--- START ---
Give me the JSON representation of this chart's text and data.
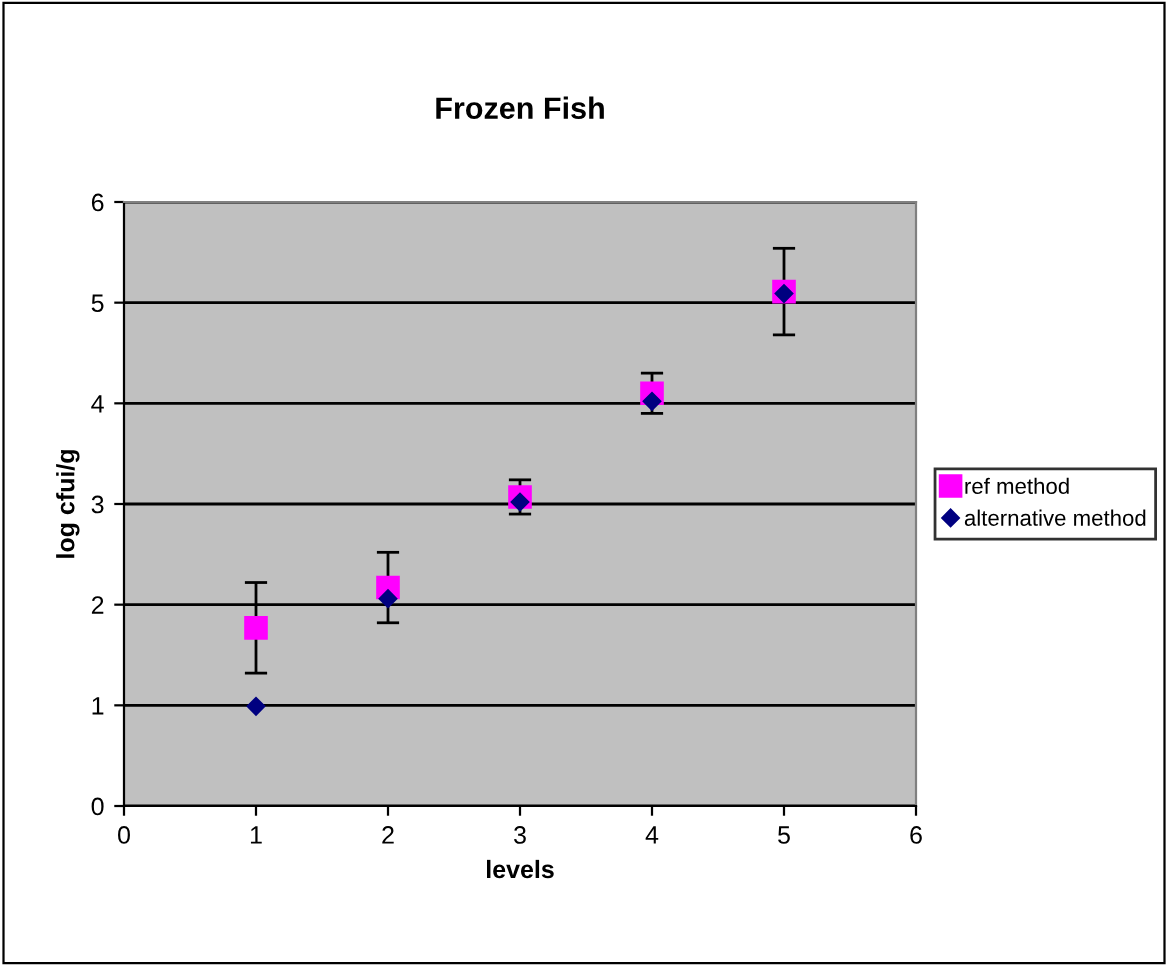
{
  "chart_data": {
    "type": "scatter",
    "title": "Frozen Fish",
    "xlabel": "levels",
    "ylabel": "log cfui/g",
    "x": [
      1,
      2,
      3,
      4,
      5
    ],
    "series": [
      {
        "name": "ref method",
        "color": "#ff00ff",
        "marker": "square",
        "values": [
          1.77,
          2.17,
          3.07,
          4.1,
          5.11
        ],
        "errors": [
          0.45,
          0.35,
          0.17,
          0.2,
          0.43
        ]
      },
      {
        "name": "alternative method",
        "color": "#000080",
        "marker": "diamond",
        "values": [
          0.99,
          2.06,
          3.02,
          4.02,
          5.09
        ]
      }
    ],
    "xlim": [
      0,
      6
    ],
    "xticks": [
      0,
      1,
      2,
      3,
      4,
      5,
      6
    ],
    "ylim": [
      0,
      6
    ],
    "yticks": [
      0,
      1,
      2,
      3,
      4,
      5,
      6
    ],
    "grid": "y",
    "legend": "right"
  }
}
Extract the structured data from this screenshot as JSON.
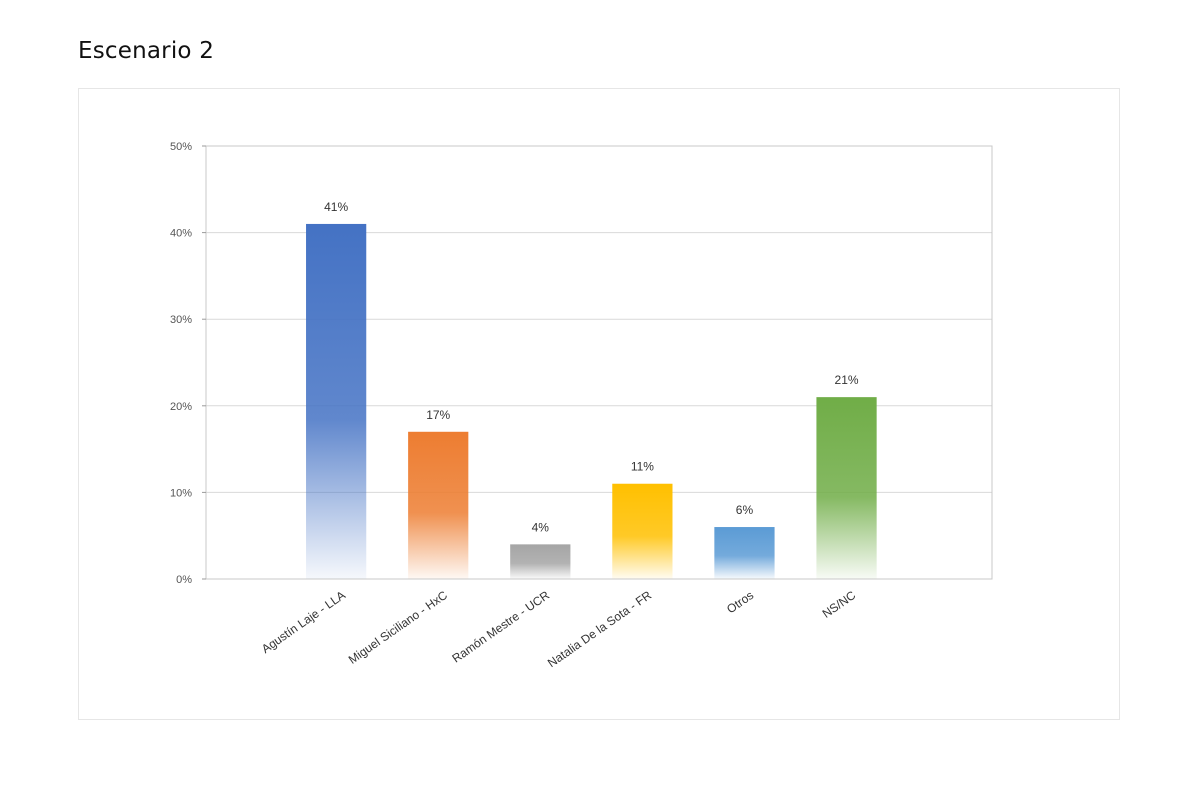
{
  "page": {
    "title": "Escenario 2"
  },
  "chart_data": {
    "type": "bar",
    "title": "",
    "xlabel": "",
    "ylabel": "",
    "ylim": [
      0,
      50
    ],
    "yticks": [
      0,
      10,
      20,
      30,
      40,
      50
    ],
    "ytick_suffix": "%",
    "grid": true,
    "legend": "none",
    "categories": [
      "Agustín Laje - LLA",
      "Miguel Siciliano - HxC",
      "Ramón Mestre - UCR",
      "Natalia De la Sota - FR",
      "Otros",
      "NS/NC"
    ],
    "values": [
      41,
      17,
      4,
      11,
      6,
      21
    ],
    "data_labels": [
      "41%",
      "17%",
      "4%",
      "11%",
      "6%",
      "21%"
    ],
    "colors": [
      "#4472c4",
      "#ed7d31",
      "#a5a5a5",
      "#ffc000",
      "#5b9bd5",
      "#70ad47"
    ]
  }
}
--- END ---
◆ Stated goal ◆
Leave out all images, then reproduce the entries above exactly.

◆ Solved problem ◆
Give me the JSON representation of this chart's text and data.
{
  "chart_data": {
    "type": "scatter",
    "title": "Frozen Fish",
    "xlabel": "levels",
    "ylabel": "log cfui/g",
    "x": [
      1,
      2,
      3,
      4,
      5
    ],
    "series": [
      {
        "name": "ref method",
        "color": "#ff00ff",
        "marker": "square",
        "values": [
          1.77,
          2.17,
          3.07,
          4.1,
          5.11
        ],
        "errors": [
          0.45,
          0.35,
          0.17,
          0.2,
          0.43
        ]
      },
      {
        "name": "alternative method",
        "color": "#000080",
        "marker": "diamond",
        "values": [
          0.99,
          2.06,
          3.02,
          4.02,
          5.09
        ]
      }
    ],
    "xlim": [
      0,
      6
    ],
    "xticks": [
      0,
      1,
      2,
      3,
      4,
      5,
      6
    ],
    "ylim": [
      0,
      6
    ],
    "yticks": [
      0,
      1,
      2,
      3,
      4,
      5,
      6
    ],
    "grid": "y",
    "legend": "right"
  }
}
Extract the structured data from this screenshot as JSON.
{
  "page": {
    "title": "Escenario 2"
  },
  "chart_data": {
    "type": "bar",
    "title": "",
    "xlabel": "",
    "ylabel": "",
    "ylim": [
      0,
      50
    ],
    "yticks": [
      0,
      10,
      20,
      30,
      40,
      50
    ],
    "ytick_suffix": "%",
    "grid": true,
    "legend": "none",
    "categories": [
      "Agustín Laje - LLA",
      "Miguel Siciliano - HxC",
      "Ramón Mestre - UCR",
      "Natalia De la Sota - FR",
      "Otros",
      "NS/NC"
    ],
    "values": [
      41,
      17,
      4,
      11,
      6,
      21
    ],
    "data_labels": [
      "41%",
      "17%",
      "4%",
      "11%",
      "6%",
      "21%"
    ],
    "colors": [
      "#4472c4",
      "#ed7d31",
      "#a5a5a5",
      "#ffc000",
      "#5b9bd5",
      "#70ad47"
    ]
  }
}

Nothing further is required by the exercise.